* BEGIN Data supplied *
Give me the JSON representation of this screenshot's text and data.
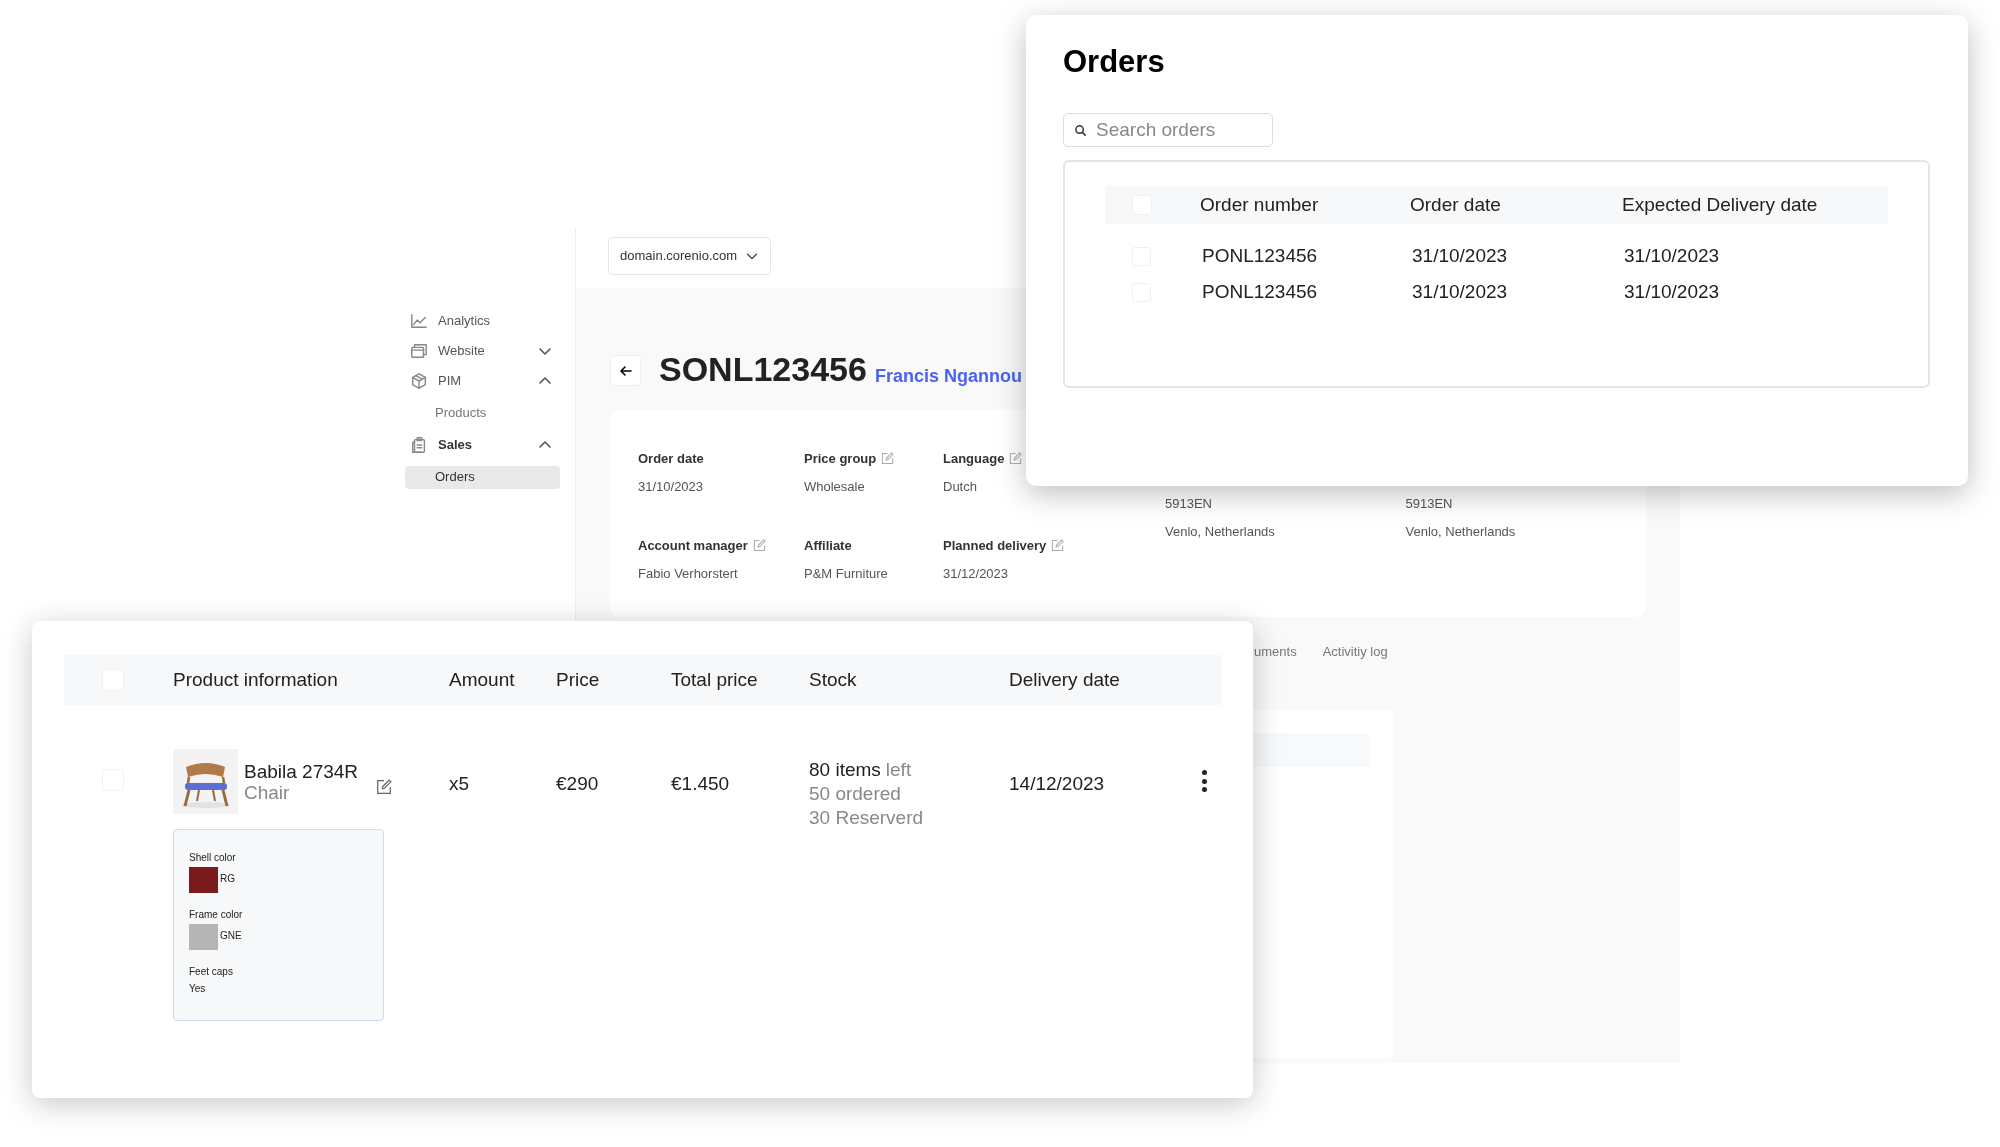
{
  "back_window": {
    "domain_select": "domain.corenio.com",
    "sidebar": {
      "items": [
        {
          "label": "Analytics"
        },
        {
          "label": "Website",
          "expanded": false
        },
        {
          "label": "PIM",
          "expanded": true,
          "children": [
            {
              "label": "Products",
              "selected": false
            }
          ]
        },
        {
          "label": "Sales",
          "expanded": true,
          "children": [
            {
              "label": "Orders",
              "selected": true
            }
          ]
        }
      ]
    },
    "order": {
      "number": "SONL123456",
      "customer": "Francis Ngannou",
      "fields": [
        {
          "label": "Order date",
          "value": "31/10/2023",
          "editable": false
        },
        {
          "label": "Price group",
          "value": "Wholesale",
          "editable": true
        },
        {
          "label": "Language",
          "value": "Dutch",
          "editable": true
        },
        {
          "label": "Account manager",
          "value": "Fabio Verhorstert",
          "editable": true
        },
        {
          "label": "Affiliate",
          "value": "P&M Furniture",
          "editable": false
        },
        {
          "label": "Planned delivery",
          "value": "31/12/2023",
          "editable": true
        }
      ],
      "addresses": [
        {
          "postcode": "5913EN",
          "city": "Venlo, Netherlands"
        },
        {
          "postcode": "5913EN",
          "city": "Venlo, Netherlands"
        }
      ]
    },
    "tabs": [
      {
        "label": "uments"
      },
      {
        "label": "Activitiy log"
      }
    ]
  },
  "product_table": {
    "all_checked": false,
    "columns": [
      "Product information",
      "Amount",
      "Price",
      "Total price",
      "Stock",
      "Delivery date"
    ],
    "rows": [
      {
        "checked": false,
        "name": "Babila 2734R",
        "type": "Chair",
        "amount": "x5",
        "price": "€290",
        "total": "€1.450",
        "stock_count": "80 items",
        "stock_left": "left",
        "ordered": "50 ordered",
        "reserved": "30 Reserverd",
        "delivery_date": "14/12/2023",
        "options": [
          {
            "label": "Shell color",
            "color": "#7b1a1c",
            "value": "RG"
          },
          {
            "label": "Frame color",
            "color": "#b5b5b5",
            "value": "GNE"
          },
          {
            "label": "Feet caps",
            "value": "Yes"
          }
        ]
      }
    ]
  },
  "orders_panel": {
    "title": "Orders",
    "search": {
      "placeholder": "Search orders"
    },
    "all_checked": false,
    "columns": [
      "Order number",
      "Order date",
      "Expected Delivery date"
    ],
    "rows": [
      {
        "checked": false,
        "order_number": "PONL123456",
        "order_date": "31/10/2023",
        "expected_delivery": "31/10/2023"
      },
      {
        "checked": false,
        "order_number": "PONL123456",
        "order_date": "31/10/2023",
        "expected_delivery": "31/10/2023"
      }
    ]
  }
}
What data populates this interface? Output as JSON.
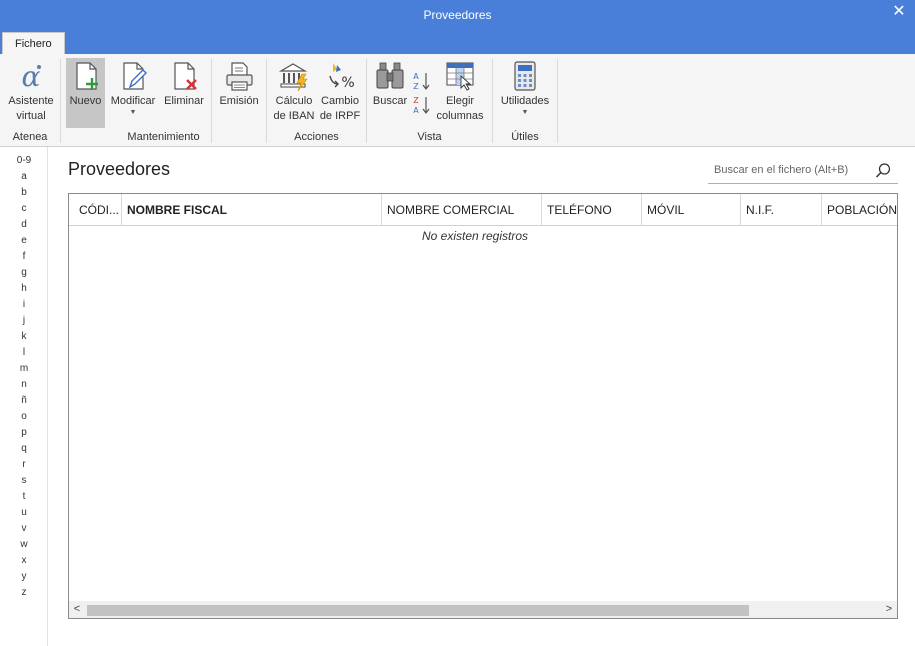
{
  "window": {
    "title": "Proveedores",
    "close_glyph": "✕"
  },
  "tabs": [
    {
      "label": "Fichero"
    }
  ],
  "ribbon": {
    "groups": [
      {
        "label": "Atenea"
      },
      {
        "label": "Mantenimiento"
      },
      {
        "label": "Acciones"
      },
      {
        "label": "Vista"
      },
      {
        "label": "Útiles"
      }
    ],
    "buttons": {
      "asistente": {
        "line1": "Asistente",
        "line2": "virtual",
        "icon": "alpha-assistant-icon"
      },
      "nuevo": {
        "line1": "Nuevo",
        "icon": "new-document-icon"
      },
      "modificar": {
        "line1": "Modificar",
        "icon": "edit-document-icon"
      },
      "eliminar": {
        "line1": "Eliminar",
        "icon": "delete-document-icon"
      },
      "emision": {
        "line1": "Emisión",
        "icon": "printer-icon"
      },
      "calculo_iban": {
        "line1": "Cálculo",
        "line2": "de IBAN",
        "icon": "bank-icon"
      },
      "cambio_irpf": {
        "line1": "Cambio",
        "line2": "de IRPF",
        "icon": "percent-icon"
      },
      "buscar": {
        "line1": "Buscar",
        "icon": "binoculars-icon"
      },
      "elegir_columnas": {
        "line1": "Elegir",
        "line2": "columnas",
        "icon": "columns-icon"
      },
      "utilidades": {
        "line1": "Utilidades",
        "icon": "calculator-icon"
      }
    },
    "sort_az": {
      "top": "A",
      "bottom": "Z"
    },
    "sort_za": {
      "top": "Z",
      "bottom": "A"
    }
  },
  "alphabet": [
    "0-9",
    "a",
    "b",
    "c",
    "d",
    "e",
    "f",
    "g",
    "h",
    "i",
    "j",
    "k",
    "l",
    "m",
    "n",
    "ñ",
    "o",
    "p",
    "q",
    "r",
    "s",
    "t",
    "u",
    "v",
    "w",
    "x",
    "y",
    "z"
  ],
  "main": {
    "title": "Proveedores",
    "search": {
      "placeholder": "Buscar en el fichero (Alt+B)"
    },
    "columns": [
      "CÓDI...",
      "NOMBRE FISCAL",
      "NOMBRE COMERCIAL",
      "TELÉFONO",
      "MÓVIL",
      "N.I.F.",
      "POBLACIÓN"
    ],
    "empty_message": "No existen registros"
  },
  "colors": {
    "accent": "#4a7fd9",
    "ribbon_bg": "#f5f5f5",
    "pressed": "#c6c6c6"
  }
}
* END Data supplied *
| What is needed |
Each line in the records above should be reproduced exactly; images are not copied.

| Solution to this exercise |
Give me the JSON representation of this screenshot's text and data.
{
  "back_window": {
    "domain_select": "domain.corenio.com",
    "sidebar": {
      "items": [
        {
          "label": "Analytics"
        },
        {
          "label": "Website",
          "expanded": false
        },
        {
          "label": "PIM",
          "expanded": true,
          "children": [
            {
              "label": "Products",
              "selected": false
            }
          ]
        },
        {
          "label": "Sales",
          "expanded": true,
          "children": [
            {
              "label": "Orders",
              "selected": true
            }
          ]
        }
      ]
    },
    "order": {
      "number": "SONL123456",
      "customer": "Francis Ngannou",
      "fields": [
        {
          "label": "Order date",
          "value": "31/10/2023",
          "editable": false
        },
        {
          "label": "Price group",
          "value": "Wholesale",
          "editable": true
        },
        {
          "label": "Language",
          "value": "Dutch",
          "editable": true
        },
        {
          "label": "Account manager",
          "value": "Fabio Verhorstert",
          "editable": true
        },
        {
          "label": "Affiliate",
          "value": "P&M Furniture",
          "editable": false
        },
        {
          "label": "Planned delivery",
          "value": "31/12/2023",
          "editable": true
        }
      ],
      "addresses": [
        {
          "postcode": "5913EN",
          "city": "Venlo, Netherlands"
        },
        {
          "postcode": "5913EN",
          "city": "Venlo, Netherlands"
        }
      ]
    },
    "tabs": [
      {
        "label": "uments"
      },
      {
        "label": "Activitiy log"
      }
    ]
  },
  "product_table": {
    "all_checked": false,
    "columns": [
      "Product information",
      "Amount",
      "Price",
      "Total price",
      "Stock",
      "Delivery date"
    ],
    "rows": [
      {
        "checked": false,
        "name": "Babila 2734R",
        "type": "Chair",
        "amount": "x5",
        "price": "€290",
        "total": "€1.450",
        "stock_count": "80 items",
        "stock_left": "left",
        "ordered": "50 ordered",
        "reserved": "30 Reserverd",
        "delivery_date": "14/12/2023",
        "options": [
          {
            "label": "Shell color",
            "color": "#7b1a1c",
            "value": "RG"
          },
          {
            "label": "Frame color",
            "color": "#b5b5b5",
            "value": "GNE"
          },
          {
            "label": "Feet caps",
            "value": "Yes"
          }
        ]
      }
    ]
  },
  "orders_panel": {
    "title": "Orders",
    "search": {
      "placeholder": "Search orders"
    },
    "all_checked": false,
    "columns": [
      "Order number",
      "Order date",
      "Expected Delivery date"
    ],
    "rows": [
      {
        "checked": false,
        "order_number": "PONL123456",
        "order_date": "31/10/2023",
        "expected_delivery": "31/10/2023"
      },
      {
        "checked": false,
        "order_number": "PONL123456",
        "order_date": "31/10/2023",
        "expected_delivery": "31/10/2023"
      }
    ]
  }
}
What data populates this interface? Output as JSON.
{
  "window": {
    "title": "Proveedores",
    "close_glyph": "✕"
  },
  "tabs": [
    {
      "label": "Fichero"
    }
  ],
  "ribbon": {
    "groups": [
      {
        "label": "Atenea"
      },
      {
        "label": "Mantenimiento"
      },
      {
        "label": "Acciones"
      },
      {
        "label": "Vista"
      },
      {
        "label": "Útiles"
      }
    ],
    "buttons": {
      "asistente": {
        "line1": "Asistente",
        "line2": "virtual",
        "icon": "alpha-assistant-icon"
      },
      "nuevo": {
        "line1": "Nuevo",
        "icon": "new-document-icon"
      },
      "modificar": {
        "line1": "Modificar",
        "icon": "edit-document-icon"
      },
      "eliminar": {
        "line1": "Eliminar",
        "icon": "delete-document-icon"
      },
      "emision": {
        "line1": "Emisión",
        "icon": "printer-icon"
      },
      "calculo_iban": {
        "line1": "Cálculo",
        "line2": "de IBAN",
        "icon": "bank-icon"
      },
      "cambio_irpf": {
        "line1": "Cambio",
        "line2": "de IRPF",
        "icon": "percent-icon"
      },
      "buscar": {
        "line1": "Buscar",
        "icon": "binoculars-icon"
      },
      "elegir_columnas": {
        "line1": "Elegir",
        "line2": "columnas",
        "icon": "columns-icon"
      },
      "utilidades": {
        "line1": "Utilidades",
        "icon": "calculator-icon"
      }
    },
    "sort_az": {
      "top": "A",
      "bottom": "Z"
    },
    "sort_za": {
      "top": "Z",
      "bottom": "A"
    }
  },
  "alphabet": [
    "0-9",
    "a",
    "b",
    "c",
    "d",
    "e",
    "f",
    "g",
    "h",
    "i",
    "j",
    "k",
    "l",
    "m",
    "n",
    "ñ",
    "o",
    "p",
    "q",
    "r",
    "s",
    "t",
    "u",
    "v",
    "w",
    "x",
    "y",
    "z"
  ],
  "main": {
    "title": "Proveedores",
    "search": {
      "placeholder": "Buscar en el fichero (Alt+B)"
    },
    "columns": [
      "CÓDI...",
      "NOMBRE FISCAL",
      "NOMBRE COMERCIAL",
      "TELÉFONO",
      "MÓVIL",
      "N.I.F.",
      "POBLACIÓN"
    ],
    "empty_message": "No existen registros"
  },
  "colors": {
    "accent": "#4a7fd9",
    "ribbon_bg": "#f5f5f5",
    "pressed": "#c6c6c6"
  }
}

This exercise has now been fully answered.